(Stored records)
## begin
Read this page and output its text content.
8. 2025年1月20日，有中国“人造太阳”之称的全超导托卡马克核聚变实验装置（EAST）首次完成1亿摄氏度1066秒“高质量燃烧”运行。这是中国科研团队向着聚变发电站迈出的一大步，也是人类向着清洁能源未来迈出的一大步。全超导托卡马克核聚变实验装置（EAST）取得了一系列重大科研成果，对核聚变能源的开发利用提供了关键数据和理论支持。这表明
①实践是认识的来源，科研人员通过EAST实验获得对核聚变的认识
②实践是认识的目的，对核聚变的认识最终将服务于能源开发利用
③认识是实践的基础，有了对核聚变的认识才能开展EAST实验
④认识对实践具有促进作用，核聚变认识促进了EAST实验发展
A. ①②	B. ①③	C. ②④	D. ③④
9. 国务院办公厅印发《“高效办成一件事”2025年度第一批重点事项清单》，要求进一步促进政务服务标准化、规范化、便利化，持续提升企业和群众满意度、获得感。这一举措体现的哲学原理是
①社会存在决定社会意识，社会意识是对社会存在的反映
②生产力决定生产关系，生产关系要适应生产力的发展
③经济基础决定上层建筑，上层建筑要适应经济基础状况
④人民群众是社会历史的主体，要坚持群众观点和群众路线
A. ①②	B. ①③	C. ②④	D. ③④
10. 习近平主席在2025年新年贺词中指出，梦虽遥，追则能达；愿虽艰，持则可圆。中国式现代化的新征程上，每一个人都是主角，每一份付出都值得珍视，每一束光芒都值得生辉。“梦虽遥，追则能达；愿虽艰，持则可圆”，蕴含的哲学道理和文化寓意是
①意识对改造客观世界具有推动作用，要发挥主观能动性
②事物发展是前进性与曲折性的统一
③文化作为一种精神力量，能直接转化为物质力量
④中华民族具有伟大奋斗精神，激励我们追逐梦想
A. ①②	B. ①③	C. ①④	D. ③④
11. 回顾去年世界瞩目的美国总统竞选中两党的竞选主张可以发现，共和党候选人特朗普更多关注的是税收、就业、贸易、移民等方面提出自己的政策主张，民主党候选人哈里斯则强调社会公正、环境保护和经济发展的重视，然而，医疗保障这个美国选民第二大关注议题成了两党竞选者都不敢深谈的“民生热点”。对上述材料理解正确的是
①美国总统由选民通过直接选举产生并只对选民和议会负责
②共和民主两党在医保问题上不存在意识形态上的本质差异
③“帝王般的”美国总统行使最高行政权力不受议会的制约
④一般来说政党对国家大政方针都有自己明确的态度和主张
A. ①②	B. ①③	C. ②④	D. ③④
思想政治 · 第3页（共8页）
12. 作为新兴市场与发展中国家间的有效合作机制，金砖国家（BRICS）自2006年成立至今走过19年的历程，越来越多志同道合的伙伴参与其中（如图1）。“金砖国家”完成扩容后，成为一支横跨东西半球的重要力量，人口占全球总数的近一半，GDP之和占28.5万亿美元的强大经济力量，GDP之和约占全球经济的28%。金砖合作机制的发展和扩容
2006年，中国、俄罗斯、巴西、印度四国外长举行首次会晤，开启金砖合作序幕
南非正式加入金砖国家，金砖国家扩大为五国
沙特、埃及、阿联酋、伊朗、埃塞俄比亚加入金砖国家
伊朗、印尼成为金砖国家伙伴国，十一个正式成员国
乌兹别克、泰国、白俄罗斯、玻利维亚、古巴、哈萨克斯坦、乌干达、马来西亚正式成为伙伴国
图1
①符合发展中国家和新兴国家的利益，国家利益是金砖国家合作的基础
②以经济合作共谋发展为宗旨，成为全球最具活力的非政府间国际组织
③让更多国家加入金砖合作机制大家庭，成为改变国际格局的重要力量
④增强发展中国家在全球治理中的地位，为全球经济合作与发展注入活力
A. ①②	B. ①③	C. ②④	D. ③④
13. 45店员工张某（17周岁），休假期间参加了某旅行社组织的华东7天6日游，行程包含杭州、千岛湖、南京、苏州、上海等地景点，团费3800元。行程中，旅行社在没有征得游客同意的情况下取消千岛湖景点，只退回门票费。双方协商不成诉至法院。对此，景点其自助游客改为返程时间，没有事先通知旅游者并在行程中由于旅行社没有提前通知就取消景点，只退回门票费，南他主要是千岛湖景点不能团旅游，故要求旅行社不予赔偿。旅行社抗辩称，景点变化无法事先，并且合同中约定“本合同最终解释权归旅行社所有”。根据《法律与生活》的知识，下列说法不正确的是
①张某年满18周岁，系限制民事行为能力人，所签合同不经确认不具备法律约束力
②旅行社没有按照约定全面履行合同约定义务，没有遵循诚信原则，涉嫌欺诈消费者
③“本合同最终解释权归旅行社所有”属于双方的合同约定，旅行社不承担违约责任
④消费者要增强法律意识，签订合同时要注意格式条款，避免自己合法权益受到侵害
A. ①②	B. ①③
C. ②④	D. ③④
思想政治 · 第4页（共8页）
## end
# WRITTEN EXERCISE:
Exact copies of all the records are required.

# RIGHT ANSWER:
Read this page and output its text content.
8. 2025年1月20日，有中国“人造太阳”之称的全超导托卡马克核聚变实验装置（EAST）首次完成1亿摄氏度1066秒“高质量燃烧”运行。这是中国科研团队向着聚变发电站迈出的一大步，也是人类向着清洁能源未来迈出的一大步。全超导托卡马克核聚变实验装置（EAST）取得了一系列重大科研成果，对核聚变能源的开发利用提供了关键数据和理论支持。这表明
①实践是认识的来源，科研人员通过EAST实验获得对核聚变的认识
②实践是认识的目的，对核聚变的认识最终将服务于能源开发利用
③认识是实践的基础，有了对核聚变的认识才能开展EAST实验
④认识对实践具有促进作用，核聚变认识促进了EAST实验发展
A. ①②	B. ①③	C. ②④	D. ③④
9. 国务院办公厅印发《“高效办成一件事”2025年度第一批重点事项清单》，要求进一步促进政务服务标准化、规范化、便利化，持续提升企业和群众满意度、获得感。这一举措体现的哲学原理是
①社会存在决定社会意识，社会意识是对社会存在的反映
②生产力决定生产关系，生产关系要适应生产力的发展
③经济基础决定上层建筑，上层建筑要适应经济基础状况
④人民群众是社会历史的主体，要坚持群众观点和群众路线
A. ①②	B. ①③	C. ②④	D. ③④
10. 习近平主席在2025年新年贺词中指出，梦虽遥，追则能达；愿虽艰，持则可圆。中国式现代化的新征程上，每一个人都是主角，每一份付出都值得珍视，每一束光芒都值得生辉。“梦虽遥，追则能达；愿虽艰，持则可圆”，蕴含的哲学道理和文化寓意是
①意识对改造客观世界具有推动作用，要发挥主观能动性
②事物发展是前进性与曲折性的统一
③文化作为一种精神力量，能直接转化为物质力量
④中华民族具有伟大奋斗精神，激励我们追逐梦想
A. ①②	B. ①③	C. ①④	D. ③④
11. 回顾去年世界瞩目的美国总统竞选中两党的竞选主张可以发现，共和党候选人特朗普更多关注的是税收、就业、贸易、移民等方面提出自己的政策主张，民主党候选人哈里斯则强调社会公正、环境保护和经济发展的重视，然而，医疗保障这个美国选民第二大关注议题成了两党竞选者都不敢深谈的“民生热点”。对上述材料理解正确的是
①美国总统由选民通过直接选举产生并只对选民和议会负责
②共和民主两党在医保问题上不存在意识形态上的本质差异
③“帝王般的”美国总统行使最高行政权力不受议会的制约
④一般来说政党对国家大政方针都有自己明确的态度和主张
A. ①②	B. ①③	C. ②④	D. ③④
思想政治 · 第3页（共8页）
12. 作为新兴市场与发展中国家间的有效合作机制，金砖国家（BRICS）自2006年成立至今走过19年的历程，越来越多志同道合的伙伴参与其中（如图1）。“金砖国家”完成扩容后，成为一支横跨东西半球的重要力量，人口占全球总数的近一半，GDP之和占28.5万亿美元的强大经济力量，GDP之和约占全球经济的28%。金砖合作机制的发展和扩容
2006年，中国、俄罗斯、巴西、印度四国外长举行首次会晤，开启金砖合作序幕
南非正式加入金砖国家，金砖国家扩大为五国
沙特、埃及、阿联酋、伊朗、埃塞俄比亚加入金砖国家
伊朗、印尼成为金砖国家伙伴国，十一个正式成员国
乌兹别克、泰国、白俄罗斯、玻利维亚、古巴、哈萨克斯坦、乌干达、马来西亚正式成为伙伴国
图1
①符合发展中国家和新兴国家的利益，国家利益是金砖国家合作的基础
②以经济合作共谋发展为宗旨，成为全球最具活力的非政府间国际组织
③让更多国家加入金砖合作机制大家庭，成为改变国际格局的重要力量
④增强发展中国家在全球治理中的地位，为全球经济合作与发展注入活力
A. ①②	B. ①③	C. ②④	D. ③④
13. 45店员工张某（17周岁），休假期间参加了某旅行社组织的华东7天6日游，行程包含杭州、千岛湖、南京、苏州、上海等地景点，团费3800元。行程中，旅行社在没有征得游客同意的情况下取消千岛湖景点，只退回门票费。双方协商不成诉至法院。对此，景点其自助游客改为返程时间，没有事先通知旅游者并在行程中由于旅行社没有提前通知就取消景点，只退回门票费，南他主要是千岛湖景点不能团旅游，故要求旅行社不予赔偿。旅行社抗辩称，景点变化无法事先，并且合同中约定“本合同最终解释权归旅行社所有”。根据《法律与生活》的知识，下列说法不正确的是
①张某年满18周岁，系限制民事行为能力人，所签合同不经确认不具备法律约束力
②旅行社没有按照约定全面履行合同约定义务，没有遵循诚信原则，涉嫌欺诈消费者
③“本合同最终解释权归旅行社所有”属于双方的合同约定，旅行社不承担违约责任
④消费者要增强法律意识，签订合同时要注意格式条款，避免自己合法权益受到侵害
A. ①②	B. ①③
C. ②④	D. ③④
思想政治 · 第4页（共8页）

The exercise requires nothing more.